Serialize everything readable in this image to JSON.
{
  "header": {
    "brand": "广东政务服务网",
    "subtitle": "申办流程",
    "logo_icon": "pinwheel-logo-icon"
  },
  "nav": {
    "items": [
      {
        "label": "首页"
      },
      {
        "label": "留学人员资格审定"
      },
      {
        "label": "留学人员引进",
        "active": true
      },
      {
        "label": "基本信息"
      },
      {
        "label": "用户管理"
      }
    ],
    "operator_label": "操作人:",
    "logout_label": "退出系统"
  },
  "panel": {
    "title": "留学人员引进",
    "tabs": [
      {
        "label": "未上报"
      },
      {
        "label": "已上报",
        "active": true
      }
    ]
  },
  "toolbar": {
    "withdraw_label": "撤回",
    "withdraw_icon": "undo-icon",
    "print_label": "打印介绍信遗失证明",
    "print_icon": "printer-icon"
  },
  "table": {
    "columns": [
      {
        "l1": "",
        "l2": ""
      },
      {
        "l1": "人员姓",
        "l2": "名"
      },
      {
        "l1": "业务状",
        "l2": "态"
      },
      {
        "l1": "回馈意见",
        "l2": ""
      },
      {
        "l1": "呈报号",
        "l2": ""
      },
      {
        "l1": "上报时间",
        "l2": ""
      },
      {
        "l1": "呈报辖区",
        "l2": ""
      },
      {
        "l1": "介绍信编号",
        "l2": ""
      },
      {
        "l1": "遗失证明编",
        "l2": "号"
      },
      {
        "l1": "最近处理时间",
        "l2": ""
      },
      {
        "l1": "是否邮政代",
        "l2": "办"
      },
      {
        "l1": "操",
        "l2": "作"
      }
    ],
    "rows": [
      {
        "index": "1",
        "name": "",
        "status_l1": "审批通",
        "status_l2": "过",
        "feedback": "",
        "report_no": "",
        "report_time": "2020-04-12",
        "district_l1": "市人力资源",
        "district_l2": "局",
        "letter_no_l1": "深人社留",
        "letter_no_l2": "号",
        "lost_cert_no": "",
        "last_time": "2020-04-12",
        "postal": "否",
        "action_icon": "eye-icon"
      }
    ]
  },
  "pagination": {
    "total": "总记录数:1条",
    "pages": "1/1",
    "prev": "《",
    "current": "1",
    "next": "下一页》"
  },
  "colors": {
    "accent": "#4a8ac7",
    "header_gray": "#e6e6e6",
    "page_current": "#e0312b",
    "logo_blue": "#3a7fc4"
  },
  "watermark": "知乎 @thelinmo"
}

• [WHAT IS EXPECTED]: Give back the whole listing, word for word.

• [SOLUTION BELOW]:
Serialize everything readable in this image to JSON.
{
  "header": {
    "brand": "广东政务服务网",
    "subtitle": "申办流程",
    "logo_icon": "pinwheel-logo-icon"
  },
  "nav": {
    "items": [
      {
        "label": "首页"
      },
      {
        "label": "留学人员资格审定"
      },
      {
        "label": "留学人员引进",
        "active": true
      },
      {
        "label": "基本信息"
      },
      {
        "label": "用户管理"
      }
    ],
    "operator_label": "操作人:",
    "logout_label": "退出系统"
  },
  "panel": {
    "title": "留学人员引进",
    "tabs": [
      {
        "label": "未上报"
      },
      {
        "label": "已上报",
        "active": true
      }
    ]
  },
  "toolbar": {
    "withdraw_label": "撤回",
    "withdraw_icon": "undo-icon",
    "print_label": "打印介绍信遗失证明",
    "print_icon": "printer-icon"
  },
  "table": {
    "columns": [
      {
        "l1": "",
        "l2": ""
      },
      {
        "l1": "人员姓",
        "l2": "名"
      },
      {
        "l1": "业务状",
        "l2": "态"
      },
      {
        "l1": "回馈意见",
        "l2": ""
      },
      {
        "l1": "呈报号",
        "l2": ""
      },
      {
        "l1": "上报时间",
        "l2": ""
      },
      {
        "l1": "呈报辖区",
        "l2": ""
      },
      {
        "l1": "介绍信编号",
        "l2": ""
      },
      {
        "l1": "遗失证明编",
        "l2": "号"
      },
      {
        "l1": "最近处理时间",
        "l2": ""
      },
      {
        "l1": "是否邮政代",
        "l2": "办"
      },
      {
        "l1": "操",
        "l2": "作"
      }
    ],
    "rows": [
      {
        "index": "1",
        "name": "",
        "status_l1": "审批通",
        "status_l2": "过",
        "feedback": "",
        "report_no": "",
        "report_time": "2020-04-12",
        "district_l1": "市人力资源",
        "district_l2": "局",
        "letter_no_l1": "深人社留",
        "letter_no_l2": "号",
        "lost_cert_no": "",
        "last_time": "2020-04-12",
        "postal": "否",
        "action_icon": "eye-icon"
      }
    ]
  },
  "pagination": {
    "total": "总记录数:1条",
    "pages": "1/1",
    "prev": "《",
    "current": "1",
    "next": "下一页》"
  },
  "colors": {
    "accent": "#4a8ac7",
    "header_gray": "#e6e6e6",
    "page_current": "#e0312b",
    "logo_blue": "#3a7fc4"
  },
  "watermark": "知乎 @thelinmo"
}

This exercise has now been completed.